In the following material, identify every line holding the string "Na₂CO₃" and return it.

_ _ _ _ _

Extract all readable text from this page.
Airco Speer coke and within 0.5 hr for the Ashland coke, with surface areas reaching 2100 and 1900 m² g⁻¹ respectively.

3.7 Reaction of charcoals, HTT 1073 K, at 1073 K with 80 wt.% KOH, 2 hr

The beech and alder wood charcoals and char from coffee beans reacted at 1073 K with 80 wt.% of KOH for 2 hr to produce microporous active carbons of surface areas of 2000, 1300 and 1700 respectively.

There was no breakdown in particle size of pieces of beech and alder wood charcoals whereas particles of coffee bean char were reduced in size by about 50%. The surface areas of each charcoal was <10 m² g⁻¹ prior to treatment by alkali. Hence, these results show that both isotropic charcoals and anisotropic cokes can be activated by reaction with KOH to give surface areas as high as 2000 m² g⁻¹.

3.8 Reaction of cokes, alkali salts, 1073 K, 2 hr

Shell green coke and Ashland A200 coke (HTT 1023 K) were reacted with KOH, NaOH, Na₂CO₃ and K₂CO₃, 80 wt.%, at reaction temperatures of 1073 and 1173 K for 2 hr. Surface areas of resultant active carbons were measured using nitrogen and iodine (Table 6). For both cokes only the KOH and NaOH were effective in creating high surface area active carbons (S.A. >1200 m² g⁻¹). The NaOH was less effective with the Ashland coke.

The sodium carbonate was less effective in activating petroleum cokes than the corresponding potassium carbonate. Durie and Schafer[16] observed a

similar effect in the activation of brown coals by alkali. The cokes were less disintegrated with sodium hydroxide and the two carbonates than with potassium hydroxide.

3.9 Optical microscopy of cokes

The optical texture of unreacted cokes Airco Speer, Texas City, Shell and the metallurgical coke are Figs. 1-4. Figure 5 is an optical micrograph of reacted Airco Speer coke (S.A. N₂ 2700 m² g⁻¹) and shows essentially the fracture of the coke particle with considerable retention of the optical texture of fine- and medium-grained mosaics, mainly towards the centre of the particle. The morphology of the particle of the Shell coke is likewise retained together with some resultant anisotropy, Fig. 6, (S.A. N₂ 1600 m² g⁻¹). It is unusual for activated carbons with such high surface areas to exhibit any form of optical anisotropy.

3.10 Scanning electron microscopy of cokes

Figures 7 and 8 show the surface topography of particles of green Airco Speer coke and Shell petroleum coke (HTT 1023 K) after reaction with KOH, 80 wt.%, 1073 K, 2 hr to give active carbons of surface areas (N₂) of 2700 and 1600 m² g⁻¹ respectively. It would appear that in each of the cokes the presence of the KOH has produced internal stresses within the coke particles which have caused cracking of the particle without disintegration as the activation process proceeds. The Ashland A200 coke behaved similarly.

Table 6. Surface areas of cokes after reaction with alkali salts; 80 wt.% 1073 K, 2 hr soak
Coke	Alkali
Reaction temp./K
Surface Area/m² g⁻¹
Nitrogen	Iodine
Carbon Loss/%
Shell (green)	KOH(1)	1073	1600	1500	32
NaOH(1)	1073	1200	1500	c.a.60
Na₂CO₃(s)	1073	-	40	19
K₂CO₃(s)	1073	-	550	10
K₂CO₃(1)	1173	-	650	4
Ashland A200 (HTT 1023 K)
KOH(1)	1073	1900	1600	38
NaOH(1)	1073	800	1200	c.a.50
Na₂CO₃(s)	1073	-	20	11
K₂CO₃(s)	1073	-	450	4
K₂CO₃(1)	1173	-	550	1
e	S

_ _ _ _ _

=== Task result ===
Shell green coke and Ashland A200 coke (HTT 1023 K) were reacted with KOH, NaOH, Na₂CO₃ and K₂CO₃, 80 wt.%, at reaction temperatures of 1073 and 1173 K for 2 hr. Surface areas of resultant active carbons were measured using nitrogen and iodine (Table 6). For both cokes only the KOH and NaOH were effective in creating high surface area active carbons (S.A. >1200 m² g⁻¹). The NaOH was less effective with the Ashland coke.
Na₂CO₃(s)	1073	-	40	19
Na₂CO₃(s)	1073	-	20	11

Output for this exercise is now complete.